[Exercise prompt]:
Report how many lines contain "PhaseD". The answer is a single number.

[Data provided]:
-=-=-=-=-
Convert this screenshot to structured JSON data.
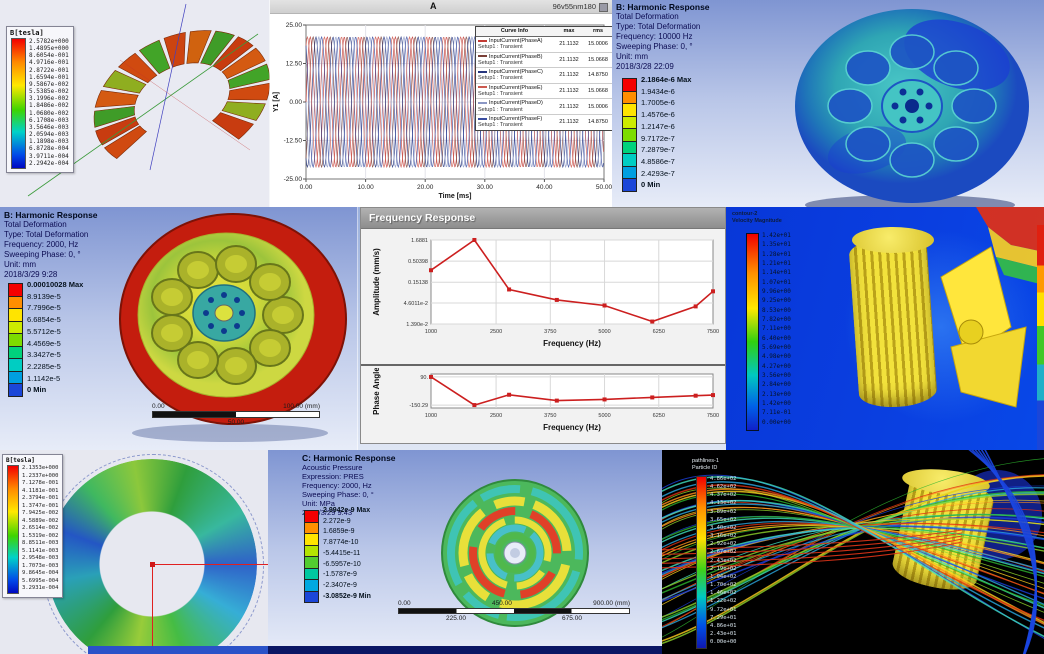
{
  "panels": {
    "maxwell_top": {
      "legend_title": "B[tesla]",
      "legend_values": [
        "2.5782e+000",
        "1.4895e+000",
        "8.6054e-001",
        "4.9716e-001",
        "2.8722e-001",
        "1.6594e-001",
        "9.5867e-002",
        "5.5385e-002",
        "3.1996e-002",
        "1.8486e-002",
        "1.0680e-002",
        "6.1708e-003",
        "3.5646e-003",
        "2.0594e-003",
        "1.1898e-003",
        "6.8728e-004",
        "3.9711e-004",
        "2.2942e-004"
      ]
    },
    "current_plot": {
      "header_title": "A",
      "window_label": "96v55nm180",
      "table": {
        "headers": [
          "Curve Info",
          "max",
          "rms"
        ],
        "setup_label": "Setup1 : Transient",
        "rows": [
          {
            "name": "InputCurrent(PhaseA)",
            "max": "21.1132",
            "rms": "15.0006",
            "color": "#c23a34"
          },
          {
            "name": "InputCurrent(PhaseB)",
            "max": "21.1132",
            "rms": "15.0668",
            "color": "#7a4038"
          },
          {
            "name": "InputCurrent(PhaseC)",
            "max": "21.1132",
            "rms": "14.8750",
            "color": "#27367e"
          },
          {
            "name": "InputCurrent(PhaseE)",
            "max": "21.1132",
            "rms": "15.0668",
            "color": "#cc5a50"
          },
          {
            "name": "InputCurrent(PhaseD)",
            "max": "21.1132",
            "rms": "15.0006",
            "color": "#8b97c4"
          },
          {
            "name": "InputCurrent(PhaseF)",
            "max": "21.1132",
            "rms": "14.8750",
            "color": "#3a4da0"
          }
        ]
      }
    },
    "harmonic_10000": {
      "info_lines": [
        "B: Harmonic Response",
        "Total Deformation",
        "Type: Total Deformation",
        "Frequency: 10000 Hz",
        "Sweeping Phase: 0, °",
        "Unit: mm",
        "2018/3/28 22:09"
      ],
      "legend_labels": [
        "2.1864e-6 Max",
        "1.9434e-6",
        "1.7005e-6",
        "1.4576e-6",
        "1.2147e-6",
        "9.7172e-7",
        "7.2879e-7",
        "4.8586e-7",
        "2.4293e-7",
        "0 Min"
      ]
    },
    "harmonic_2000": {
      "info_lines": [
        "B: Harmonic Response",
        "Total Deformation",
        "Type: Total Deformation",
        "Frequency: 2000, Hz",
        "Sweeping Phase: 0, °",
        "Unit: mm",
        "2018/3/29 9:28"
      ],
      "legend_labels": [
        "0.00010028 Max",
        "8.9139e-5",
        "7.7996e-5",
        "6.6854e-5",
        "5.5712e-5",
        "4.4569e-5",
        "3.3427e-5",
        "2.2285e-5",
        "1.1142e-5",
        "0 Min"
      ],
      "scale": {
        "left": "0.00",
        "right": "100.00 (mm)",
        "mid": "50.00"
      }
    },
    "freq_response": {
      "window_title": "Frequency Response"
    },
    "cfd": {
      "header_lines": [
        "contour-2",
        "Velocity Magnitude"
      ],
      "legend_values": [
        "1.42e+01",
        "1.35e+01",
        "1.28e+01",
        "1.21e+01",
        "1.14e+01",
        "1.07e+01",
        "9.96e+00",
        "9.25e+00",
        "8.53e+00",
        "7.82e+00",
        "7.11e+00",
        "6.40e+00",
        "5.69e+00",
        "4.98e+00",
        "4.27e+00",
        "3.56e+00",
        "2.84e+00",
        "2.13e+00",
        "1.42e+00",
        "7.11e-01",
        "0.00e+00"
      ]
    },
    "maxwell_bottom": {
      "legend_title": "B[tesla]",
      "legend_values": [
        "2.1353e+000",
        "1.2337e+000",
        "7.1278e-001",
        "4.1181e-001",
        "2.3794e-001",
        "1.3747e-001",
        "7.9425e-002",
        "4.5889e-002",
        "2.6514e-002",
        "1.5319e-002",
        "8.8511e-003",
        "5.1141e-003",
        "2.9548e-003",
        "1.7073e-003",
        "9.8645e-004",
        "5.6995e-004",
        "3.2931e-004"
      ]
    },
    "acoustic": {
      "info_lines": [
        "C: Harmonic Response",
        "Acoustic Pressure",
        "Expression: PRES",
        "Frequency: 2000, Hz",
        "Sweeping Phase: 0, °",
        "Unit: MPa",
        "2018/3/29 9:43"
      ],
      "legend_labels": [
        "2.9942e-9 Max",
        "2.272e-9",
        "1.6859e-9",
        "7.8774e-10",
        "-5.4415e-11",
        "-6.5957e-10",
        "-1.5787e-9",
        "-2.3407e-9",
        "-3.0852e-9 Min"
      ],
      "scale": {
        "left": "0.00",
        "mid": "450.00",
        "right": "900.00 (mm)",
        "q1": "225.00",
        "q3": "675.00"
      }
    },
    "pathlines": {
      "header_lines": [
        "pathlines-1",
        "Particle ID"
      ],
      "legend_values": [
        "4.86e+02",
        "4.62e+02",
        "4.37e+02",
        "4.13e+02",
        "3.89e+02",
        "3.65e+02",
        "3.40e+02",
        "3.16e+02",
        "2.92e+02",
        "2.67e+02",
        "2.43e+02",
        "2.19e+02",
        "1.94e+02",
        "1.70e+02",
        "1.46e+02",
        "1.22e+02",
        "9.72e+01",
        "7.29e+01",
        "4.86e+01",
        "2.43e+01",
        "0.00e+00"
      ]
    }
  },
  "colors": {
    "ansys_bands": [
      "#f40000",
      "#ff8e00",
      "#ffe400",
      "#cdeb00",
      "#7ddc00",
      "#00d27c",
      "#00cdc2",
      "#009fe0",
      "#1b46d8"
    ],
    "acoustic_bands": [
      "#f40000",
      "#ff9000",
      "#ffe400",
      "#b4e400",
      "#52cc30",
      "#00c8a0",
      "#00a8e0",
      "#1b46d8"
    ],
    "torus_palette": [
      "#d04a10",
      "#c83c10",
      "#3f9c28",
      "#d45a12",
      "#8fae20",
      "#d04a10",
      "#42a428",
      "#cc4410",
      "#d0620f",
      "#3f9c28",
      "#c83c10",
      "#d45a12",
      "#42a428",
      "#d04a10",
      "#8fae20",
      "#c83c10"
    ],
    "streamline_palette": [
      "#2db52d",
      "#8fd42a",
      "#ffd21e",
      "#ff8c1e",
      "#e03010",
      "#2aa8e0",
      "#1a40e0",
      "#40e0c0"
    ]
  },
  "chart_data": [
    {
      "type": "line",
      "title": "A",
      "xlabel": "Time [ms]",
      "ylabel": "Y1 [A]",
      "xlim": [
        0,
        50
      ],
      "ylim": [
        -25,
        25
      ],
      "x_tick_labels": [
        "0.00",
        "10.00",
        "20.00",
        "30.00",
        "40.00",
        "50.00"
      ],
      "y_tick_labels": [
        "25.00",
        "12.50",
        "0.00",
        "-12.50",
        "-25.00"
      ],
      "series": [
        {
          "name": "InputCurrent(PhaseA)",
          "amplitude": 21.1132,
          "cycles_in_window": 17.5,
          "phase_deg": 0,
          "color": "#c23a34"
        },
        {
          "name": "InputCurrent(PhaseB)",
          "amplitude": 21.1132,
          "cycles_in_window": 17.5,
          "phase_deg": -60,
          "color": "#7a4038"
        },
        {
          "name": "InputCurrent(PhaseC)",
          "amplitude": 21.1132,
          "cycles_in_window": 17.5,
          "phase_deg": -120,
          "color": "#27367e"
        },
        {
          "name": "InputCurrent(PhaseD)",
          "amplitude": 21.1132,
          "cycles_in_window": 17.5,
          "phase_deg": 180,
          "color": "#8b97c4"
        },
        {
          "name": "InputCurrent(PhaseE)",
          "amplitude": 21.1132,
          "cycles_in_window": 17.5,
          "phase_deg": 60,
          "color": "#cc5a50"
        },
        {
          "name": "InputCurrent(PhaseF)",
          "amplitude": 21.1132,
          "cycles_in_window": 17.5,
          "phase_deg": 120,
          "color": "#3a4da0"
        }
      ]
    },
    {
      "type": "line",
      "name": "Amplitude response",
      "xlabel": "Frequency (Hz)",
      "ylabel": "Amplitude (mm/s)",
      "ylog": true,
      "x_ticks": [
        1000,
        2500,
        3750,
        5000,
        6250,
        7500
      ],
      "x_tick_labels": [
        "1000",
        "2500",
        "3750",
        "5000",
        "6250",
        "7500"
      ],
      "y_ticks": [
        1.6881,
        0.50398,
        0.15138,
        0.046011,
        0.0139
      ],
      "y_tick_labels": [
        "1.6881",
        "0.50398",
        "0.15138",
        "4.6011e-2",
        "1.390e-2"
      ],
      "x": [
        1000,
        2000,
        2800,
        3900,
        5000,
        6100,
        7100,
        7500
      ],
      "y": [
        0.3,
        1.69,
        0.1,
        0.055,
        0.04,
        0.016,
        0.038,
        0.09
      ],
      "color": "#cc1f1f"
    },
    {
      "type": "line",
      "name": "Phase response",
      "xlabel": "Frequency (Hz)",
      "ylabel": "Phase Angle",
      "ylim": [
        -175,
        115
      ],
      "x_ticks": [
        1000,
        2500,
        3750,
        5000,
        6250,
        7500
      ],
      "x_tick_labels": [
        "1000",
        "2500",
        "3750",
        "5000",
        "6250",
        "7500"
      ],
      "y_ticks": [
        90,
        -150.29
      ],
      "y_tick_labels": [
        "90.",
        "-150.29"
      ],
      "x": [
        1000,
        2000,
        2800,
        3900,
        5000,
        6100,
        7100,
        7500
      ],
      "y": [
        90,
        -150,
        -62,
        -112,
        -102,
        -85,
        -70,
        -65
      ],
      "color": "#cc1f1f"
    }
  ]
}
-=-=-=-=-
[Result of this task]:
2